Figure record extracts
───

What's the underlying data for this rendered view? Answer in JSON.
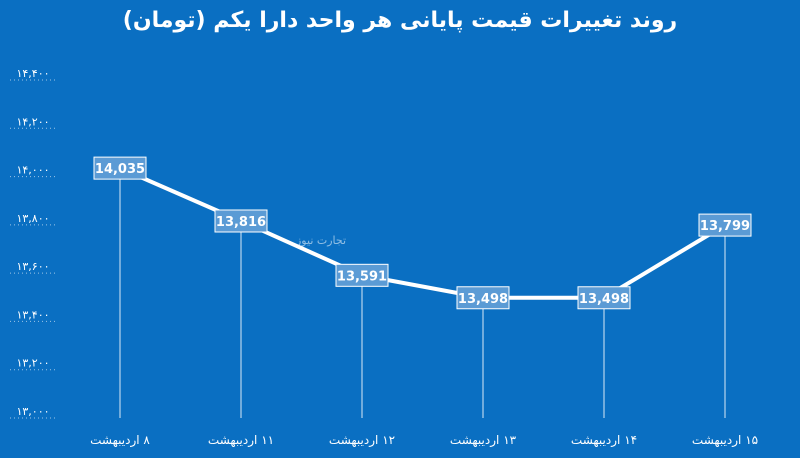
{
  "chart_data": {
    "type": "line",
    "title": "روند تغییرات قیمت پایانی هر واحد دارا یکم (تومان)",
    "categories": [
      "۸ اردیبهشت",
      "۱۱ اردیبهشت",
      "۱۲ اردیبهشت",
      "۱۳ اردیبهشت",
      "۱۴ اردیبهشت",
      "۱۵ اردیبهشت"
    ],
    "series": [
      {
        "values": [
          14035,
          13816,
          13591,
          13498,
          13498,
          13799
        ]
      }
    ],
    "data_labels": [
      "14,035",
      "13,816",
      "13,591",
      "13,498",
      "13,498",
      "13,799"
    ],
    "y_ticks": [
      13000,
      13200,
      13400,
      13600,
      13800,
      14000,
      14200,
      14400
    ],
    "y_tick_labels": [
      "۱۳,۰۰۰",
      "۱۳,۲۰۰",
      "۱۳,۴۰۰",
      "۱۳,۶۰۰",
      "۱۳,۸۰۰",
      "۱۴,۰۰۰",
      "۱۴,۲۰۰",
      "۱۴,۴۰۰"
    ],
    "ylim": [
      13000,
      14500
    ],
    "grid": false,
    "colors": {
      "background": "#0a6fc2",
      "line": "#ffffff",
      "label_box": "#5b9bd5",
      "text": "#ffffff"
    }
  },
  "watermark": "تجارت نیوز"
}
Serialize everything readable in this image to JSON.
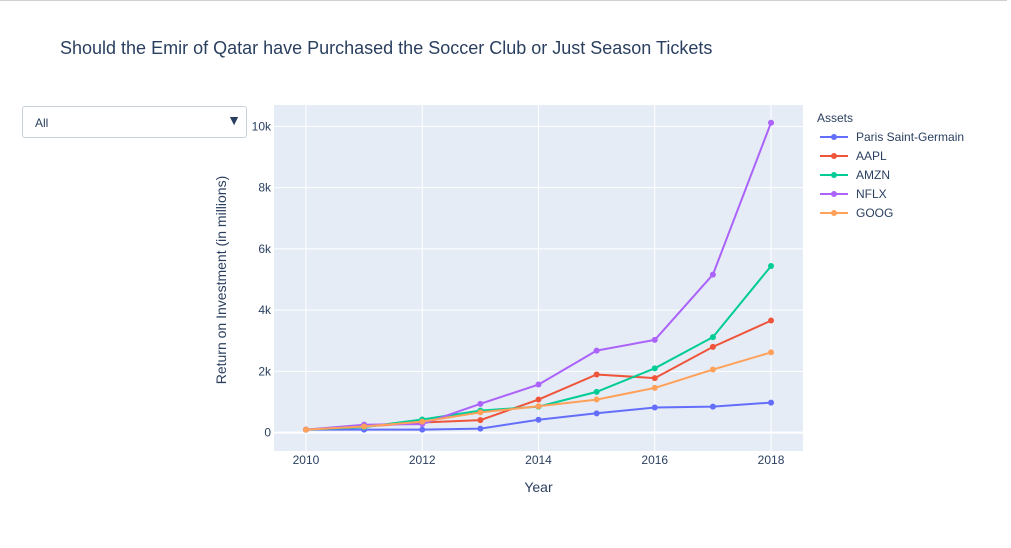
{
  "dropdown": {
    "value": "All",
    "arrow": "▼"
  },
  "colors": {
    "plot_bg": "#e5ecf6",
    "grid": "#ffffff",
    "text": "#2a3f5f"
  },
  "chart_data": {
    "type": "line",
    "title": "Should the Emir of Qatar have Purchased the Soccer Club or Just Season Tickets",
    "xlabel": "Year",
    "ylabel": "Return on Investment (in millions)",
    "xlim": [
      2009.45,
      2018.55
    ],
    "ylim": [
      -600,
      10700
    ],
    "grid": true,
    "legend_position": "right",
    "legend_title": "Assets",
    "x": [
      2010,
      2011,
      2012,
      2013,
      2014,
      2015,
      2016,
      2017,
      2018
    ],
    "x_ticks": [
      {
        "value": 2010,
        "label": "2010"
      },
      {
        "value": 2012,
        "label": "2012"
      },
      {
        "value": 2014,
        "label": "2014"
      },
      {
        "value": 2016,
        "label": "2016"
      },
      {
        "value": 2018,
        "label": "2018"
      }
    ],
    "y_ticks": [
      {
        "value": 0,
        "label": "0"
      },
      {
        "value": 2000,
        "label": "2k"
      },
      {
        "value": 4000,
        "label": "4k"
      },
      {
        "value": 6000,
        "label": "6k"
      },
      {
        "value": 8000,
        "label": "8k"
      },
      {
        "value": 10000,
        "label": "10k"
      }
    ],
    "series": [
      {
        "name": "Paris Saint-Germain",
        "color": "#636efa",
        "values": [
          100,
          100,
          100,
          130,
          420,
          630,
          820,
          850,
          980
        ]
      },
      {
        "name": "AAPL",
        "color": "#ef553b",
        "values": [
          100,
          200,
          330,
          410,
          1080,
          1900,
          1780,
          2800,
          3660
        ]
      },
      {
        "name": "AMZN",
        "color": "#00cc96",
        "values": [
          100,
          180,
          430,
          720,
          850,
          1330,
          2100,
          3120,
          5440
        ]
      },
      {
        "name": "NFLX",
        "color": "#ab63fa",
        "values": [
          100,
          260,
          280,
          940,
          1570,
          2680,
          3030,
          5160,
          10120
        ]
      },
      {
        "name": "GOOG",
        "color": "#ffa15a",
        "values": [
          100,
          200,
          360,
          660,
          860,
          1080,
          1460,
          2060,
          2620
        ]
      }
    ]
  }
}
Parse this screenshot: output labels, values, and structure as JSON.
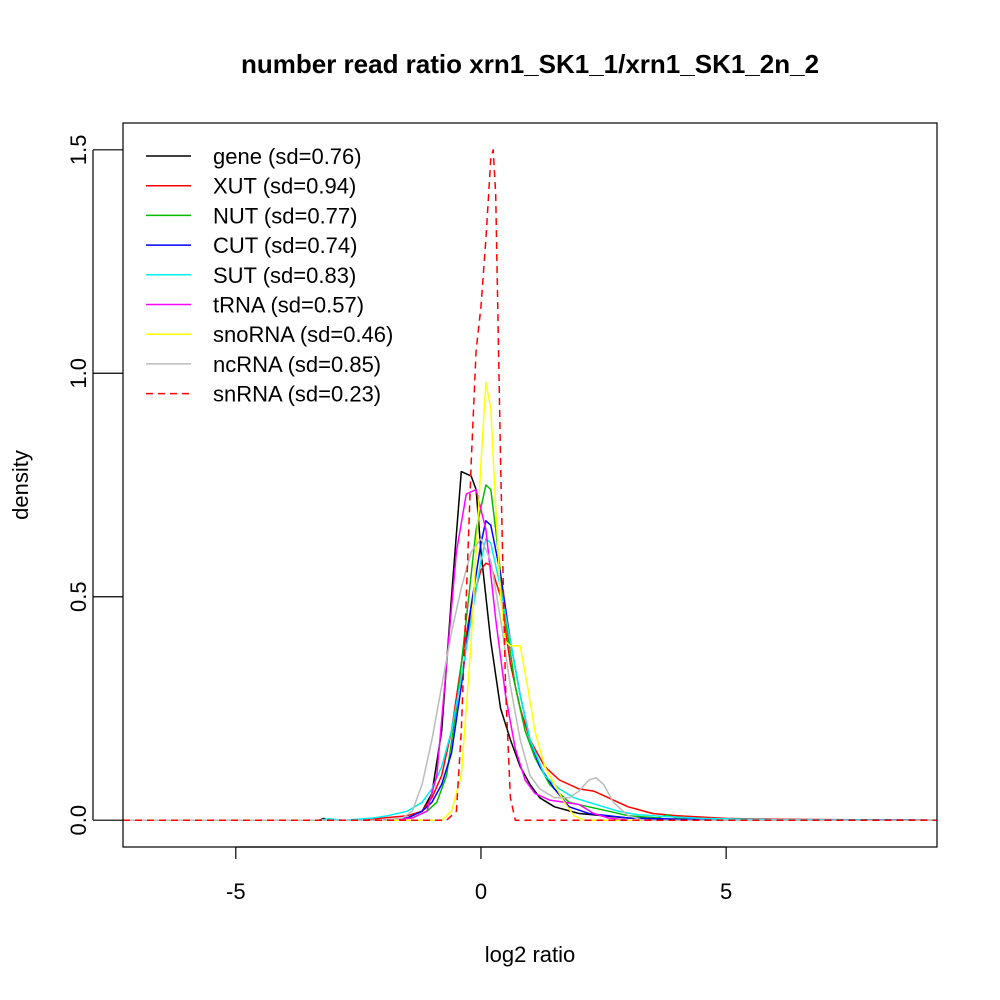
{
  "chart_data": {
    "type": "line",
    "title": "number read ratio xrn1_SK1_1/xrn1_SK1_2n_2",
    "xlabel": "log2 ratio",
    "ylabel": "density",
    "xlim": [
      -7.3,
      9.3
    ],
    "ylim": [
      -0.06,
      1.56
    ],
    "xticks": [
      -5,
      0,
      5
    ],
    "xtick_labels": [
      "-5",
      "0",
      "5"
    ],
    "yticks": [
      0.0,
      0.5,
      1.0,
      1.5
    ],
    "ytick_labels": [
      "0.0",
      "0.5",
      "1.0",
      "1.5"
    ],
    "grid": false,
    "legend_position": "top-left",
    "series": [
      {
        "name": "gene (sd=0.76)",
        "color": "#000000",
        "dash": "solid",
        "points": [
          [
            -7.3,
            0
          ],
          [
            -3.3,
            0
          ],
          [
            -3.2,
            0.004
          ],
          [
            -3.1,
            0
          ],
          [
            -2,
            0
          ],
          [
            -1.5,
            0.005
          ],
          [
            -1.2,
            0.02
          ],
          [
            -1.0,
            0.06
          ],
          [
            -0.8,
            0.2
          ],
          [
            -0.6,
            0.5
          ],
          [
            -0.4,
            0.78
          ],
          [
            -0.2,
            0.77
          ],
          [
            -0.1,
            0.74
          ],
          [
            0.0,
            0.6
          ],
          [
            0.2,
            0.4
          ],
          [
            0.4,
            0.25
          ],
          [
            0.6,
            0.18
          ],
          [
            0.8,
            0.12
          ],
          [
            1.0,
            0.08
          ],
          [
            1.2,
            0.05
          ],
          [
            1.5,
            0.03
          ],
          [
            2.0,
            0.015
          ],
          [
            2.5,
            0.01
          ],
          [
            3.0,
            0.005
          ],
          [
            4.0,
            0.002
          ],
          [
            9.3,
            0
          ]
        ]
      },
      {
        "name": "XUT (sd=0.94)",
        "color": "#ff0000",
        "dash": "solid",
        "points": [
          [
            -7.3,
            0
          ],
          [
            -2.5,
            0
          ],
          [
            -2.0,
            0.005
          ],
          [
            -1.5,
            0.01
          ],
          [
            -1.2,
            0.02
          ],
          [
            -1.0,
            0.05
          ],
          [
            -0.8,
            0.1
          ],
          [
            -0.6,
            0.2
          ],
          [
            -0.4,
            0.35
          ],
          [
            -0.2,
            0.48
          ],
          [
            0.0,
            0.56
          ],
          [
            0.1,
            0.575
          ],
          [
            0.2,
            0.57
          ],
          [
            0.4,
            0.5
          ],
          [
            0.6,
            0.35
          ],
          [
            0.8,
            0.25
          ],
          [
            1.0,
            0.18
          ],
          [
            1.3,
            0.12
          ],
          [
            1.6,
            0.09
          ],
          [
            2.0,
            0.07
          ],
          [
            2.3,
            0.065
          ],
          [
            2.6,
            0.05
          ],
          [
            3.0,
            0.03
          ],
          [
            3.5,
            0.015
          ],
          [
            4.0,
            0.01
          ],
          [
            5.0,
            0.004
          ],
          [
            6.0,
            0.002
          ],
          [
            9.3,
            0
          ]
        ]
      },
      {
        "name": "NUT (sd=0.77)",
        "color": "#00bb00",
        "dash": "solid",
        "points": [
          [
            -7.3,
            0
          ],
          [
            -2,
            0
          ],
          [
            -1.4,
            0.005
          ],
          [
            -1.1,
            0.02
          ],
          [
            -0.9,
            0.04
          ],
          [
            -0.7,
            0.1
          ],
          [
            -0.5,
            0.25
          ],
          [
            -0.3,
            0.45
          ],
          [
            -0.1,
            0.65
          ],
          [
            0.1,
            0.75
          ],
          [
            0.2,
            0.74
          ],
          [
            0.3,
            0.65
          ],
          [
            0.5,
            0.45
          ],
          [
            0.7,
            0.3
          ],
          [
            0.9,
            0.2
          ],
          [
            1.1,
            0.14
          ],
          [
            1.4,
            0.08
          ],
          [
            1.8,
            0.04
          ],
          [
            2.2,
            0.03
          ],
          [
            2.6,
            0.02
          ],
          [
            3.0,
            0.01
          ],
          [
            3.6,
            0.005
          ],
          [
            3.8,
            0.012
          ],
          [
            4.0,
            0.004
          ],
          [
            5.0,
            0.001
          ],
          [
            9.3,
            0
          ]
        ]
      },
      {
        "name": "CUT (sd=0.74)",
        "color": "#0000ff",
        "dash": "solid",
        "points": [
          [
            -7.3,
            0
          ],
          [
            -2,
            0
          ],
          [
            -1.5,
            0.005
          ],
          [
            -1.2,
            0.02
          ],
          [
            -1.0,
            0.04
          ],
          [
            -0.8,
            0.08
          ],
          [
            -0.6,
            0.15
          ],
          [
            -0.4,
            0.3
          ],
          [
            -0.2,
            0.48
          ],
          [
            0.0,
            0.62
          ],
          [
            0.1,
            0.67
          ],
          [
            0.2,
            0.66
          ],
          [
            0.4,
            0.55
          ],
          [
            0.6,
            0.4
          ],
          [
            0.8,
            0.28
          ],
          [
            1.0,
            0.18
          ],
          [
            1.2,
            0.12
          ],
          [
            1.5,
            0.07
          ],
          [
            1.8,
            0.03
          ],
          [
            2.2,
            0.015
          ],
          [
            2.6,
            0.01
          ],
          [
            3.0,
            0.005
          ],
          [
            4.0,
            0.002
          ],
          [
            6.0,
            0.001
          ],
          [
            9.3,
            0
          ]
        ]
      },
      {
        "name": "SUT (sd=0.83)",
        "color": "#00eeee",
        "dash": "solid",
        "points": [
          [
            -7.3,
            0
          ],
          [
            -3.3,
            0
          ],
          [
            -3.1,
            0.003
          ],
          [
            -2.8,
            0
          ],
          [
            -2.2,
            0.005
          ],
          [
            -1.9,
            0.01
          ],
          [
            -1.5,
            0.02
          ],
          [
            -1.2,
            0.04
          ],
          [
            -1.0,
            0.07
          ],
          [
            -0.8,
            0.12
          ],
          [
            -0.6,
            0.2
          ],
          [
            -0.4,
            0.32
          ],
          [
            -0.2,
            0.45
          ],
          [
            0.0,
            0.58
          ],
          [
            0.1,
            0.63
          ],
          [
            0.2,
            0.62
          ],
          [
            0.4,
            0.52
          ],
          [
            0.6,
            0.4
          ],
          [
            0.8,
            0.28
          ],
          [
            1.0,
            0.18
          ],
          [
            1.3,
            0.1
          ],
          [
            1.6,
            0.07
          ],
          [
            1.9,
            0.05
          ],
          [
            2.2,
            0.04
          ],
          [
            2.5,
            0.03
          ],
          [
            2.8,
            0.02
          ],
          [
            3.2,
            0.012
          ],
          [
            3.8,
            0.008
          ],
          [
            4.5,
            0.004
          ],
          [
            6.0,
            0.001
          ],
          [
            9.3,
            0
          ]
        ]
      },
      {
        "name": "tRNA (sd=0.57)",
        "color": "#ff00ff",
        "dash": "solid",
        "points": [
          [
            -7.3,
            0
          ],
          [
            -2,
            0
          ],
          [
            -1.4,
            0.005
          ],
          [
            -1.1,
            0.02
          ],
          [
            -0.9,
            0.1
          ],
          [
            -0.7,
            0.35
          ],
          [
            -0.5,
            0.6
          ],
          [
            -0.3,
            0.73
          ],
          [
            -0.1,
            0.74
          ],
          [
            0.1,
            0.65
          ],
          [
            0.3,
            0.45
          ],
          [
            0.5,
            0.28
          ],
          [
            0.7,
            0.16
          ],
          [
            0.9,
            0.09
          ],
          [
            1.1,
            0.06
          ],
          [
            1.4,
            0.045
          ],
          [
            1.7,
            0.04
          ],
          [
            2.0,
            0.035
          ],
          [
            2.3,
            0.015
          ],
          [
            2.6,
            0.005
          ],
          [
            3.0,
            0
          ],
          [
            9.3,
            0
          ]
        ]
      },
      {
        "name": "snoRNA (sd=0.46)",
        "color": "#ffff00",
        "dash": "solid",
        "points": [
          [
            -7.3,
            0
          ],
          [
            -0.8,
            0
          ],
          [
            -0.6,
            0.02
          ],
          [
            -0.4,
            0.1
          ],
          [
            -0.2,
            0.4
          ],
          [
            0.0,
            0.8
          ],
          [
            0.1,
            0.98
          ],
          [
            0.2,
            0.92
          ],
          [
            0.3,
            0.7
          ],
          [
            0.4,
            0.5
          ],
          [
            0.5,
            0.4
          ],
          [
            0.6,
            0.39
          ],
          [
            0.8,
            0.39
          ],
          [
            0.95,
            0.3
          ],
          [
            1.1,
            0.2
          ],
          [
            1.3,
            0.12
          ],
          [
            1.5,
            0.08
          ],
          [
            1.7,
            0.04
          ],
          [
            1.9,
            0.01
          ],
          [
            2.1,
            0
          ],
          [
            9.3,
            0
          ]
        ]
      },
      {
        "name": "ncRNA (sd=0.85)",
        "color": "#bbbbbb",
        "dash": "solid",
        "points": [
          [
            -7.3,
            0
          ],
          [
            -2,
            0
          ],
          [
            -1.6,
            0.005
          ],
          [
            -1.4,
            0.02
          ],
          [
            -1.2,
            0.08
          ],
          [
            -1.0,
            0.18
          ],
          [
            -0.8,
            0.3
          ],
          [
            -0.6,
            0.42
          ],
          [
            -0.4,
            0.52
          ],
          [
            -0.2,
            0.6
          ],
          [
            0.0,
            0.63
          ],
          [
            0.2,
            0.58
          ],
          [
            0.4,
            0.45
          ],
          [
            0.6,
            0.3
          ],
          [
            0.8,
            0.18
          ],
          [
            1.0,
            0.1
          ],
          [
            1.2,
            0.07
          ],
          [
            1.5,
            0.05
          ],
          [
            1.8,
            0.05
          ],
          [
            2.0,
            0.065
          ],
          [
            2.2,
            0.09
          ],
          [
            2.35,
            0.095
          ],
          [
            2.5,
            0.08
          ],
          [
            2.7,
            0.04
          ],
          [
            3.0,
            0.01
          ],
          [
            3.3,
            0
          ],
          [
            9.3,
            0
          ]
        ]
      },
      {
        "name": "snRNA (sd=0.23)",
        "color": "#ff0000",
        "dash": "dashed",
        "points": [
          [
            -7.3,
            0
          ],
          [
            -0.7,
            0
          ],
          [
            -0.5,
            0.02
          ],
          [
            -0.4,
            0.2
          ],
          [
            -0.3,
            0.5
          ],
          [
            -0.2,
            0.8
          ],
          [
            -0.1,
            1.05
          ],
          [
            0.0,
            1.15
          ],
          [
            0.1,
            1.3
          ],
          [
            0.2,
            1.48
          ],
          [
            0.25,
            1.5
          ],
          [
            0.3,
            1.4
          ],
          [
            0.4,
            0.8
          ],
          [
            0.5,
            0.3
          ],
          [
            0.6,
            0.05
          ],
          [
            0.7,
            0
          ],
          [
            9.3,
            0
          ]
        ]
      }
    ]
  }
}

───

Using the records above, pull out each line where the word "this" occurs.

• TASK SOLUTION:
What's the underlying data for this rendered view? Answer in JSON.
Serialize everything readable in this image to JSON.
Parse this screenshot: output labels, values, and structure as JSON.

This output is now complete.